** Begin DATA SUPPLIED **

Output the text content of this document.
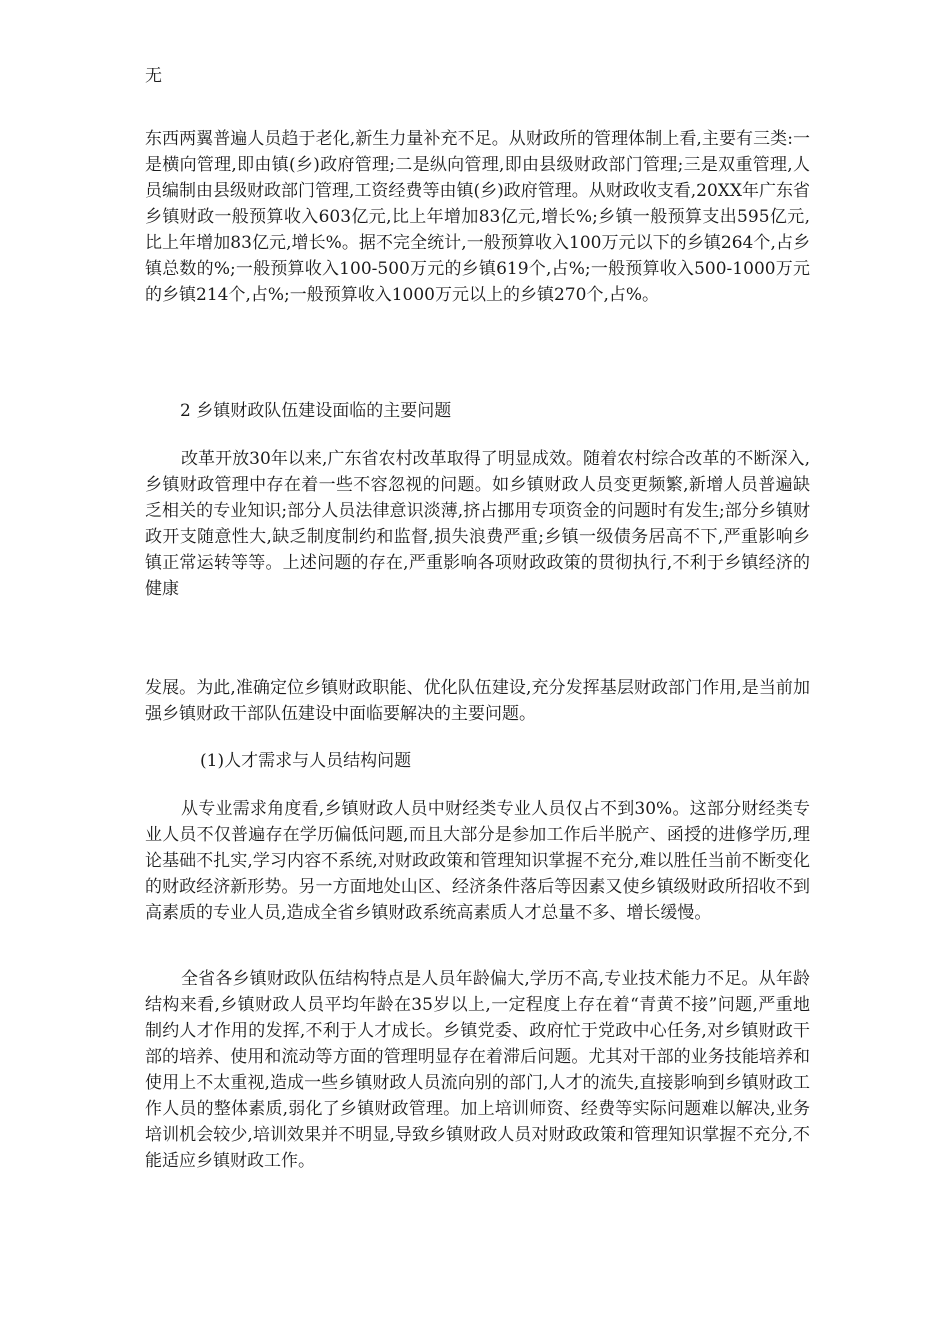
无

东西两翼普遍人员趋于老化,新生力量补充不足。从财政所的管理体制上看,主要有三类:一是横向管理,即由镇(乡)政府管理;二是纵向管理,即由县级财政部门管理;三是双重管理,人员编制由县级财政部门管理,工资经费等由镇(乡)政府管理。从财政收支看,20XX年广东省乡镇财政一般预算收入603亿元,比上年增加83亿元,增长%;乡镇一般预算支出595亿元,比上年增加83亿元,增长%。据不完全统计,一般预算收入100万元以下的乡镇264个,占乡镇总数的%;一般预算收入100-500万元的乡镇619个,占%;一般预算收入500-1000万元的乡镇214个,占%;一般预算收入1000万元以上的乡镇270个,占%。

2 乡镇财政队伍建设面临的主要问题

改革开放30年以来,广东省农村改革取得了明显成效。随着农村综合改革的不断深入,乡镇财政管理中存在着一些不容忽视的问题。如乡镇财政人员变更频繁,新增人员普遍缺乏相关的专业知识;部分人员法律意识淡薄,挤占挪用专项资金的问题时有发生;部分乡镇财政开支随意性大,缺乏制度制约和监督,损失浪费严重;乡镇一级债务居高不下,严重影响乡镇正常运转等等。上述问题的存在,严重影响各项财政政策的贯彻执行,不利于乡镇经济的健康

发展。为此,准确定位乡镇财政职能、优化队伍建设,充分发挥基层财政部门作用,是当前加强乡镇财政干部队伍建设中面临要解决的主要问题。

(1)人才需求与人员结构问题

从专业需求角度看,乡镇财政人员中财经类专业人员仅占不到30%。这部分财经类专业人员不仅普遍存在学历偏低问题,而且大部分是参加工作后半脱产、函授的进修学历,理论基础不扎实,学习内容不系统,对财政政策和管理知识掌握不充分,难以胜任当前不断变化的财政经济新形势。另一方面地处山区、经济条件落后等因素又使乡镇级财政所招收不到高素质的专业人员,造成全省乡镇财政系统高素质人才总量不多、增长缓慢。

全省各乡镇财政队伍结构特点是人员年龄偏大,学历不高,专业技术能力不足。从年龄结构来看,乡镇财政人员平均年龄在35岁以上,一定程度上存在着“青黄不接”问题,严重地制约人才作用的发挥,不利于人才成长。乡镇党委、政府忙于党政中心任务,对乡镇财政干部的培养、使用和流动等方面的管理明显存在着滞后问题。尤其对干部的业务技能培养和使用上不太重视,造成一些乡镇财政人员流向别的部门,人才的流失,直接影响到乡镇财政工作人员的整体素质,弱化了乡镇财政管理。加上培训师资、经费等实际问题难以解决,业务培训机会较少,培训效果并不明显,导致乡镇财政人员对财政政策和管理知识掌握不充分,不能适应乡镇财政工作。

** End DATA SUPPLIED **

**PROMPT:** Without including any picture, repeat the data exactly.

**EXERCISE RESPONSE:**
Output the text content of this document.
无

东西两翼普遍人员趋于老化,新生力量补充不足。从财政所的管理体制上看,主要有三类:一是横向管理,即由镇(乡)政府管理;二是纵向管理,即由县级财政部门管理;三是双重管理,人员编制由县级财政部门管理,工资经费等由镇(乡)政府管理。从财政收支看,20XX年广东省乡镇财政一般预算收入603亿元,比上年增加83亿元,增长%;乡镇一般预算支出595亿元,比上年增加83亿元,增长%。据不完全统计,一般预算收入100万元以下的乡镇264个,占乡镇总数的%;一般预算收入100-500万元的乡镇619个,占%;一般预算收入500-1000万元的乡镇214个,占%;一般预算收入1000万元以上的乡镇270个,占%。

2 乡镇财政队伍建设面临的主要问题

改革开放30年以来,广东省农村改革取得了明显成效。随着农村综合改革的不断深入,乡镇财政管理中存在着一些不容忽视的问题。如乡镇财政人员变更频繁,新增人员普遍缺乏相关的专业知识;部分人员法律意识淡薄,挤占挪用专项资金的问题时有发生;部分乡镇财政开支随意性大,缺乏制度制约和监督,损失浪费严重;乡镇一级债务居高不下,严重影响乡镇正常运转等等。上述问题的存在,严重影响各项财政政策的贯彻执行,不利于乡镇经济的健康

发展。为此,准确定位乡镇财政职能、优化队伍建设,充分发挥基层财政部门作用,是当前加强乡镇财政干部队伍建设中面临要解决的主要问题。

(1)人才需求与人员结构问题

从专业需求角度看,乡镇财政人员中财经类专业人员仅占不到30%。这部分财经类专业人员不仅普遍存在学历偏低问题,而且大部分是参加工作后半脱产、函授的进修学历,理论基础不扎实,学习内容不系统,对财政政策和管理知识掌握不充分,难以胜任当前不断变化的财政经济新形势。另一方面地处山区、经济条件落后等因素又使乡镇级财政所招收不到高素质的专业人员,造成全省乡镇财政系统高素质人才总量不多、增长缓慢。

全省各乡镇财政队伍结构特点是人员年龄偏大,学历不高,专业技术能力不足。从年龄结构来看,乡镇财政人员平均年龄在35岁以上,一定程度上存在着“青黄不接”问题,严重地制约人才作用的发挥,不利于人才成长。乡镇党委、政府忙于党政中心任务,对乡镇财政干部的培养、使用和流动等方面的管理明显存在着滞后问题。尤其对干部的业务技能培养和使用上不太重视,造成一些乡镇财政人员流向别的部门,人才的流失,直接影响到乡镇财政工作人员的整体素质,弱化了乡镇财政管理。加上培训师资、经费等实际问题难以解决,业务培训机会较少,培训效果并不明显,导致乡镇财政人员对财政政策和管理知识掌握不充分,不能适应乡镇财政工作。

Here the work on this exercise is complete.